(Collected data entries)

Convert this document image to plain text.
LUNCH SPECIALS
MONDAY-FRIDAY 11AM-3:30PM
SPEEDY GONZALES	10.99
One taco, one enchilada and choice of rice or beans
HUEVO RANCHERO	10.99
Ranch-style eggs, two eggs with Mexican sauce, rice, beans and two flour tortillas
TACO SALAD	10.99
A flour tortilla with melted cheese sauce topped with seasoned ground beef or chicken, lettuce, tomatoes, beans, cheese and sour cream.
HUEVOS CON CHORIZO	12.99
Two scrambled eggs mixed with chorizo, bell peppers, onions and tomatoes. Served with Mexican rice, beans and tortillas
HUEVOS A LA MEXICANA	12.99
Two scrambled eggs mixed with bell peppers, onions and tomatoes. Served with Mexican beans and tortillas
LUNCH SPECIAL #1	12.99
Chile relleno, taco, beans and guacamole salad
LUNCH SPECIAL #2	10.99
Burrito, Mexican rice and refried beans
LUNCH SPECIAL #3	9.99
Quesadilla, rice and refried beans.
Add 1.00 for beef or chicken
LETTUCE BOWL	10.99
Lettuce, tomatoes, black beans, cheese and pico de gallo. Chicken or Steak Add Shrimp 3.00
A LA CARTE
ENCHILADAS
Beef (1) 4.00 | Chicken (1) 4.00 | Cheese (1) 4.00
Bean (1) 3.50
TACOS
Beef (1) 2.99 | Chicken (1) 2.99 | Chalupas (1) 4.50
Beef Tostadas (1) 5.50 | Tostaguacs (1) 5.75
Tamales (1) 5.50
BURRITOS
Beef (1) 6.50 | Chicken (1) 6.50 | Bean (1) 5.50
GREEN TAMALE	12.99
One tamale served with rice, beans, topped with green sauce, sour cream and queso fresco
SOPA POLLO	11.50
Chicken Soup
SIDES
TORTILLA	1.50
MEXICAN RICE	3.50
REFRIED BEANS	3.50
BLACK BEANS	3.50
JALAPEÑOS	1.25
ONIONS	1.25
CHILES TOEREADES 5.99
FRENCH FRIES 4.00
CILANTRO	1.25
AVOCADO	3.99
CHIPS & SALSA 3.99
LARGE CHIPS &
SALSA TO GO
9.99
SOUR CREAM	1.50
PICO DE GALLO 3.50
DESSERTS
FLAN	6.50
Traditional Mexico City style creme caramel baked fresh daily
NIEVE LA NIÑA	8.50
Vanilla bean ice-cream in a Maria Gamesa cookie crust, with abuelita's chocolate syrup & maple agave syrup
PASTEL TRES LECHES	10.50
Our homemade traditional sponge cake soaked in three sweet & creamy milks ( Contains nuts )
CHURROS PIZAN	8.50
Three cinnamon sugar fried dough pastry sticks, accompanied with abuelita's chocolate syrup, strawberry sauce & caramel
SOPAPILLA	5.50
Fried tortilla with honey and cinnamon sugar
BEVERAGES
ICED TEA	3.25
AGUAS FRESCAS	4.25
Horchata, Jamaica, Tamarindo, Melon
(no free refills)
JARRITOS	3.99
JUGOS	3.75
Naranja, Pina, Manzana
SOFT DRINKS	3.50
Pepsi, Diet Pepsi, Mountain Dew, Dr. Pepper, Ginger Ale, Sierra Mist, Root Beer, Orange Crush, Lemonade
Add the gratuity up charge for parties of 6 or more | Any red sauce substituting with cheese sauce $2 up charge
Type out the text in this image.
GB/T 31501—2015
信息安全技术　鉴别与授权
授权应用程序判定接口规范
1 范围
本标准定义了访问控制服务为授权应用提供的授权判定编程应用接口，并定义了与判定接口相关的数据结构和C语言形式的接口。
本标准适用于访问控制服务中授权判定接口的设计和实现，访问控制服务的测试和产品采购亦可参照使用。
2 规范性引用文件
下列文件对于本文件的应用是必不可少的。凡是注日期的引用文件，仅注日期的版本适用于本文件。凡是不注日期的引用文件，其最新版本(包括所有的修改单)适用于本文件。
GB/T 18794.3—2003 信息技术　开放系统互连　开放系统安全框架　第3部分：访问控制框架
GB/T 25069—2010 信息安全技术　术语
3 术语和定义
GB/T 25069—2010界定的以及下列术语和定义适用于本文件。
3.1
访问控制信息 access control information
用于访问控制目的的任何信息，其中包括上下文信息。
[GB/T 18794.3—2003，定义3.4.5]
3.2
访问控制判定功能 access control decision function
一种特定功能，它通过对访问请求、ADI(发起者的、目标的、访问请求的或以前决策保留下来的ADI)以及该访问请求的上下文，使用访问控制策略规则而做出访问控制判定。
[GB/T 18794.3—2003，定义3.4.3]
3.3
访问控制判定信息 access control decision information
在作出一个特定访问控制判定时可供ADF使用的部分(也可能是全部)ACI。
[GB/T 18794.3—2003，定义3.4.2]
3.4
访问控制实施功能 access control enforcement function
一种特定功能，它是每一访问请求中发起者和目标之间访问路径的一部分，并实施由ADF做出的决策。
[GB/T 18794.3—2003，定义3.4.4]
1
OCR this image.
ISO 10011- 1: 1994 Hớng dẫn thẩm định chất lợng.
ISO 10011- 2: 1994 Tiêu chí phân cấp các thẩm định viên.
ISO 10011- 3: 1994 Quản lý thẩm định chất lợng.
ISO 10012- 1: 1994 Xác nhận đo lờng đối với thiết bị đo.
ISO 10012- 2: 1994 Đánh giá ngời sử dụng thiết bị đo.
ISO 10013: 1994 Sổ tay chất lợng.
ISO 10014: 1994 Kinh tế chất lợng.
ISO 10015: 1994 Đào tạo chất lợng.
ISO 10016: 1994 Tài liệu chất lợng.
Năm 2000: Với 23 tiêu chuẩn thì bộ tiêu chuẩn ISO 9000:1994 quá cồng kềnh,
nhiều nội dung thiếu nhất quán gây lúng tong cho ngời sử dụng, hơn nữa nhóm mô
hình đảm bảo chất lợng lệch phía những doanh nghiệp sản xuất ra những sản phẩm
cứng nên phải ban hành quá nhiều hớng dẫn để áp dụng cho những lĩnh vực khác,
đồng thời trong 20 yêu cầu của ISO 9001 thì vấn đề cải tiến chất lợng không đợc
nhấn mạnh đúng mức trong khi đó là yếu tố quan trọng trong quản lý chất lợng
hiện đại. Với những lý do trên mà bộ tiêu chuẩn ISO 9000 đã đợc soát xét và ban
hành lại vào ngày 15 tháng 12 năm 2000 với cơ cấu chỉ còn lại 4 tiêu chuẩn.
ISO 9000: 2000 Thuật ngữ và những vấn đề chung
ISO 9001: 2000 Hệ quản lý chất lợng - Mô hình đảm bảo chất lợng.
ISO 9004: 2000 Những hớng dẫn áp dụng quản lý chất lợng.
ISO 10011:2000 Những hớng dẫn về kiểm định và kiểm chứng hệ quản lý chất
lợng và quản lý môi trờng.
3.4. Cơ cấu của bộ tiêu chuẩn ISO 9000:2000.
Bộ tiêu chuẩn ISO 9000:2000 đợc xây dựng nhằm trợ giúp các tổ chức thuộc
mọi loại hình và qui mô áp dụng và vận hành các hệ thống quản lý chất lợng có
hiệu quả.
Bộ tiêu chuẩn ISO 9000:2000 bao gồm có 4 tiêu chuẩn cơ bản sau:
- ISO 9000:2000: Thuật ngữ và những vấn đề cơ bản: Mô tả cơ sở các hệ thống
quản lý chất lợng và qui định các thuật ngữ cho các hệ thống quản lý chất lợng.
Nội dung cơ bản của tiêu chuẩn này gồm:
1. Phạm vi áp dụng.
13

» Task directions
Please copy out each record, character for character.

» Answer to the exercise
Convert this document image to plain text.
LUNCH SPECIALS
MONDAY-FRIDAY 11AM-3:30PM
SPEEDY GONZALES	10.99
One taco, one enchilada and choice of rice or beans
HUEVO RANCHERO	10.99
Ranch-style eggs, two eggs with Mexican sauce, rice, beans and two flour tortillas
TACO SALAD	10.99
A flour tortilla with melted cheese sauce topped with seasoned ground beef or chicken, lettuce, tomatoes, beans, cheese and sour cream.
HUEVOS CON CHORIZO	12.99
Two scrambled eggs mixed with chorizo, bell peppers, onions and tomatoes. Served with Mexican rice, beans and tortillas
HUEVOS A LA MEXICANA	12.99
Two scrambled eggs mixed with bell peppers, onions and tomatoes. Served with Mexican beans and tortillas
LUNCH SPECIAL #1	12.99
Chile relleno, taco, beans and guacamole salad
LUNCH SPECIAL #2	10.99
Burrito, Mexican rice and refried beans
LUNCH SPECIAL #3	9.99
Quesadilla, rice and refried beans.
Add 1.00 for beef or chicken
LETTUCE BOWL	10.99
Lettuce, tomatoes, black beans, cheese and pico de gallo. Chicken or Steak Add Shrimp 3.00
A LA CARTE
ENCHILADAS
Beef (1) 4.00 | Chicken (1) 4.00 | Cheese (1) 4.00
Bean (1) 3.50
TACOS
Beef (1) 2.99 | Chicken (1) 2.99 | Chalupas (1) 4.50
Beef Tostadas (1) 5.50 | Tostaguacs (1) 5.75
Tamales (1) 5.50
BURRITOS
Beef (1) 6.50 | Chicken (1) 6.50 | Bean (1) 5.50
GREEN TAMALE	12.99
One tamale served with rice, beans, topped with green sauce, sour cream and queso fresco
SOPA POLLO	11.50
Chicken Soup
SIDES
TORTILLA	1.50
MEXICAN RICE	3.50
REFRIED BEANS	3.50
BLACK BEANS	3.50
JALAPEÑOS	1.25
ONIONS	1.25
CHILES TOEREADES 5.99
FRENCH FRIES 4.00
CILANTRO	1.25
AVOCADO	3.99
CHIPS & SALSA 3.99
LARGE CHIPS &
SALSA TO GO
9.99
SOUR CREAM	1.50
PICO DE GALLO 3.50
DESSERTS
FLAN	6.50
Traditional Mexico City style creme caramel baked fresh daily
NIEVE LA NIÑA	8.50
Vanilla bean ice-cream in a Maria Gamesa cookie crust, with abuelita's chocolate syrup & maple agave syrup
PASTEL TRES LECHES	10.50
Our homemade traditional sponge cake soaked in three sweet & creamy milks ( Contains nuts )
CHURROS PIZAN	8.50
Three cinnamon sugar fried dough pastry sticks, accompanied with abuelita's chocolate syrup, strawberry sauce & caramel
SOPAPILLA	5.50
Fried tortilla with honey and cinnamon sugar
BEVERAGES
ICED TEA	3.25
AGUAS FRESCAS	4.25
Horchata, Jamaica, Tamarindo, Melon
(no free refills)
JARRITOS	3.99
JUGOS	3.75
Naranja, Pina, Manzana
SOFT DRINKS	3.50
Pepsi, Diet Pepsi, Mountain Dew, Dr. Pepper, Ginger Ale, Sierra Mist, Root Beer, Orange Crush, Lemonade
Add the gratuity up charge for parties of 6 or more | Any red sauce substituting with cheese sauce $2 up charge
Type out the text in this image.
GB/T 31501—2015
信息安全技术　鉴别与授权
授权应用程序判定接口规范
1 范围
本标准定义了访问控制服务为授权应用提供的授权判定编程应用接口，并定义了与判定接口相关的数据结构和C语言形式的接口。
本标准适用于访问控制服务中授权判定接口的设计和实现，访问控制服务的测试和产品采购亦可参照使用。
2 规范性引用文件
下列文件对于本文件的应用是必不可少的。凡是注日期的引用文件，仅注日期的版本适用于本文件。凡是不注日期的引用文件，其最新版本(包括所有的修改单)适用于本文件。
GB/T 18794.3—2003 信息技术　开放系统互连　开放系统安全框架　第3部分：访问控制框架
GB/T 25069—2010 信息安全技术　术语
3 术语和定义
GB/T 25069—2010界定的以及下列术语和定义适用于本文件。
3.1
访问控制信息 access control information
用于访问控制目的的任何信息，其中包括上下文信息。
[GB/T 18794.3—2003，定义3.4.5]
3.2
访问控制判定功能 access control decision function
一种特定功能，它通过对访问请求、ADI(发起者的、目标的、访问请求的或以前决策保留下来的ADI)以及该访问请求的上下文，使用访问控制策略规则而做出访问控制判定。
[GB/T 18794.3—2003，定义3.4.3]
3.3
访问控制判定信息 access control decision information
在作出一个特定访问控制判定时可供ADF使用的部分(也可能是全部)ACI。
[GB/T 18794.3—2003，定义3.4.2]
3.4
访问控制实施功能 access control enforcement function
一种特定功能，它是每一访问请求中发起者和目标之间访问路径的一部分，并实施由ADF做出的决策。
[GB/T 18794.3—2003，定义3.4.4]
1
OCR this image.
ISO 10011- 1: 1994 Hớng dẫn thẩm định chất lợng.
ISO 10011- 2: 1994 Tiêu chí phân cấp các thẩm định viên.
ISO 10011- 3: 1994 Quản lý thẩm định chất lợng.
ISO 10012- 1: 1994 Xác nhận đo lờng đối với thiết bị đo.
ISO 10012- 2: 1994 Đánh giá ngời sử dụng thiết bị đo.
ISO 10013: 1994 Sổ tay chất lợng.
ISO 10014: 1994 Kinh tế chất lợng.
ISO 10015: 1994 Đào tạo chất lợng.
ISO 10016: 1994 Tài liệu chất lợng.
Năm 2000: Với 23 tiêu chuẩn thì bộ tiêu chuẩn ISO 9000:1994 quá cồng kềnh,
nhiều nội dung thiếu nhất quán gây lúng tong cho ngời sử dụng, hơn nữa nhóm mô
hình đảm bảo chất lợng lệch phía những doanh nghiệp sản xuất ra những sản phẩm
cứng nên phải ban hành quá nhiều hớng dẫn để áp dụng cho những lĩnh vực khác,
đồng thời trong 20 yêu cầu của ISO 9001 thì vấn đề cải tiến chất lợng không đợc
nhấn mạnh đúng mức trong khi đó là yếu tố quan trọng trong quản lý chất lợng
hiện đại. Với những lý do trên mà bộ tiêu chuẩn ISO 9000 đã đợc soát xét và ban
hành lại vào ngày 15 tháng 12 năm 2000 với cơ cấu chỉ còn lại 4 tiêu chuẩn.
ISO 9000: 2000 Thuật ngữ và những vấn đề chung
ISO 9001: 2000 Hệ quản lý chất lợng - Mô hình đảm bảo chất lợng.
ISO 9004: 2000 Những hớng dẫn áp dụng quản lý chất lợng.
ISO 10011:2000 Những hớng dẫn về kiểm định và kiểm chứng hệ quản lý chất
lợng và quản lý môi trờng.
3.4. Cơ cấu của bộ tiêu chuẩn ISO 9000:2000.
Bộ tiêu chuẩn ISO 9000:2000 đợc xây dựng nhằm trợ giúp các tổ chức thuộc
mọi loại hình và qui mô áp dụng và vận hành các hệ thống quản lý chất lợng có
hiệu quả.
Bộ tiêu chuẩn ISO 9000:2000 bao gồm có 4 tiêu chuẩn cơ bản sau:
- ISO 9000:2000: Thuật ngữ và những vấn đề cơ bản: Mô tả cơ sở các hệ thống
quản lý chất lợng và qui định các thuật ngữ cho các hệ thống quản lý chất lợng.
Nội dung cơ bản của tiêu chuẩn này gồm:
1. Phạm vi áp dụng.
13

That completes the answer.